Data records
------------

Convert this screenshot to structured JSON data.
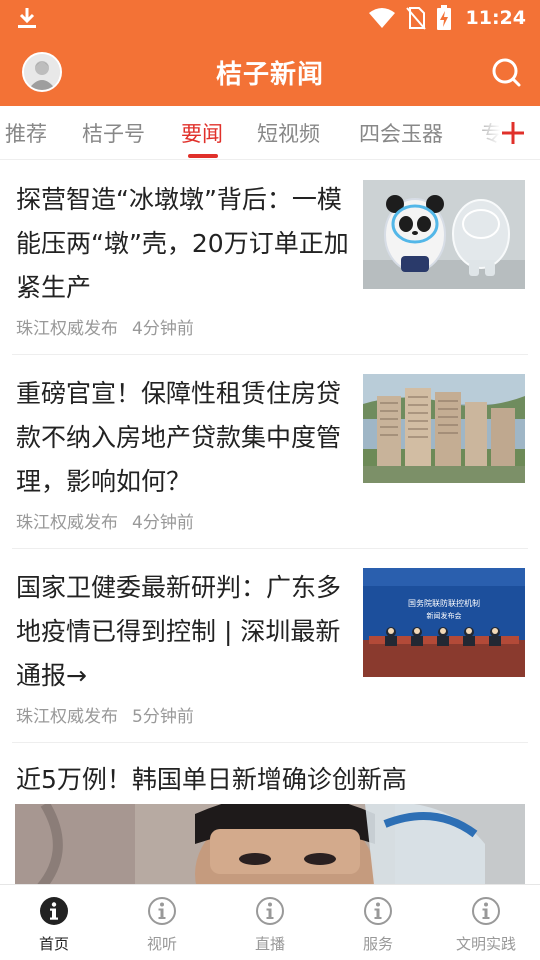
{
  "status_bar": {
    "time": "11:24",
    "icons": [
      "download-icon",
      "wifi-icon",
      "no-sim-icon",
      "battery-charging-icon"
    ]
  },
  "header": {
    "title": "桔子新闻",
    "avatar_icon": "user-avatar",
    "search_icon": "search-icon",
    "color": "#f37236"
  },
  "tabs": {
    "items": [
      "推荐",
      "桔子号",
      "要闻",
      "短视频",
      "四会玉器",
      "专"
    ],
    "active_index": 2,
    "active_color": "#e0302a",
    "add_icon": "plus-icon"
  },
  "news": [
    {
      "title": "探营智造“冰墩墩”背后：一模能压两“墩”壳，20万订单正加紧生产",
      "source": "珠江权威发布",
      "time": "4分钟前"
    },
    {
      "title": "重磅官宣！保障性租赁住房贷款不纳入房地产贷款集中度管理，影响如何？",
      "source": "珠江权威发布",
      "time": "4分钟前"
    },
    {
      "title": "国家卫健委最新研判：广东多地疫情已得到控制 | 深圳最新通报→",
      "source": "珠江权威发布",
      "time": "5分钟前"
    },
    {
      "title": "近5万例！韩国单日新增确诊创新高"
    }
  ],
  "thumb_text": {
    "press_banner_1": "国务院联防联控机制",
    "press_banner_2": "新闻发布会"
  },
  "bottom_nav": {
    "items": [
      "首页",
      "视听",
      "直播",
      "服务",
      "文明实践"
    ],
    "active_index": 0
  }
}
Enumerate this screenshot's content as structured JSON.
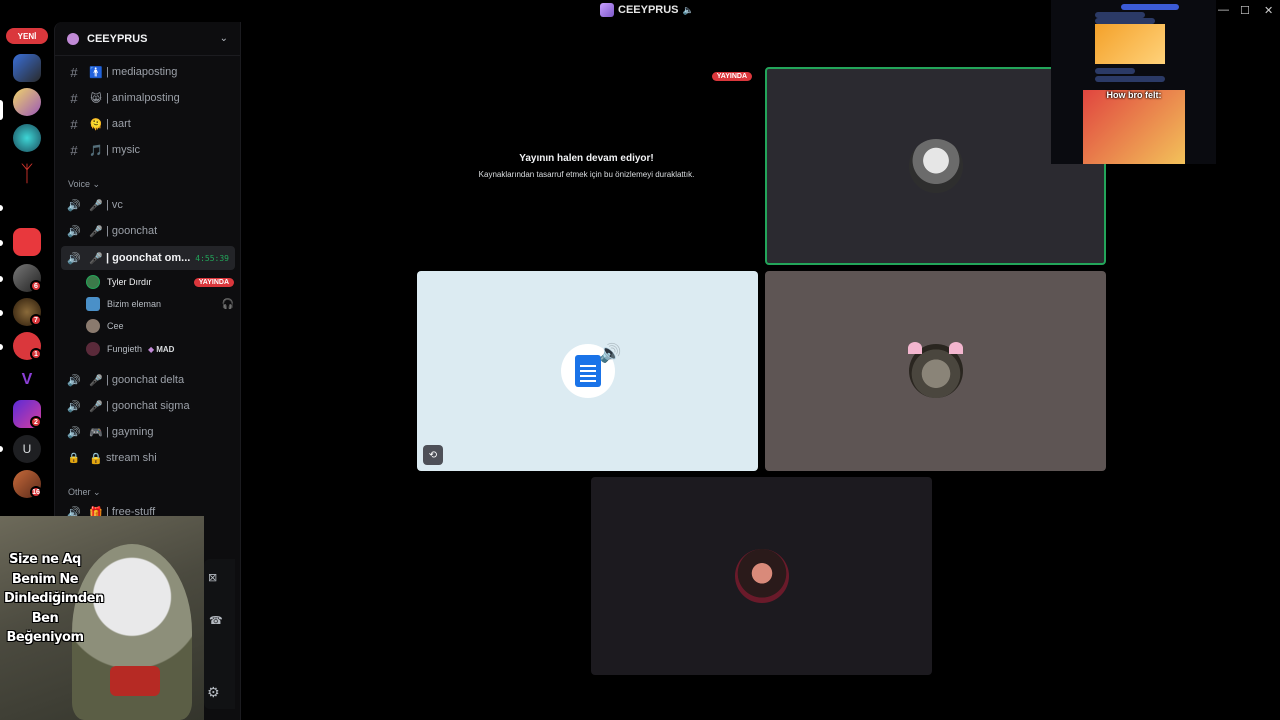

------------

Written request:
Read the entries and select each line where the word "this" is found.

Reply to the exercise:
Convert this screenshot to structured JSON data.
Enumerate this screenshot's content as structured JSON.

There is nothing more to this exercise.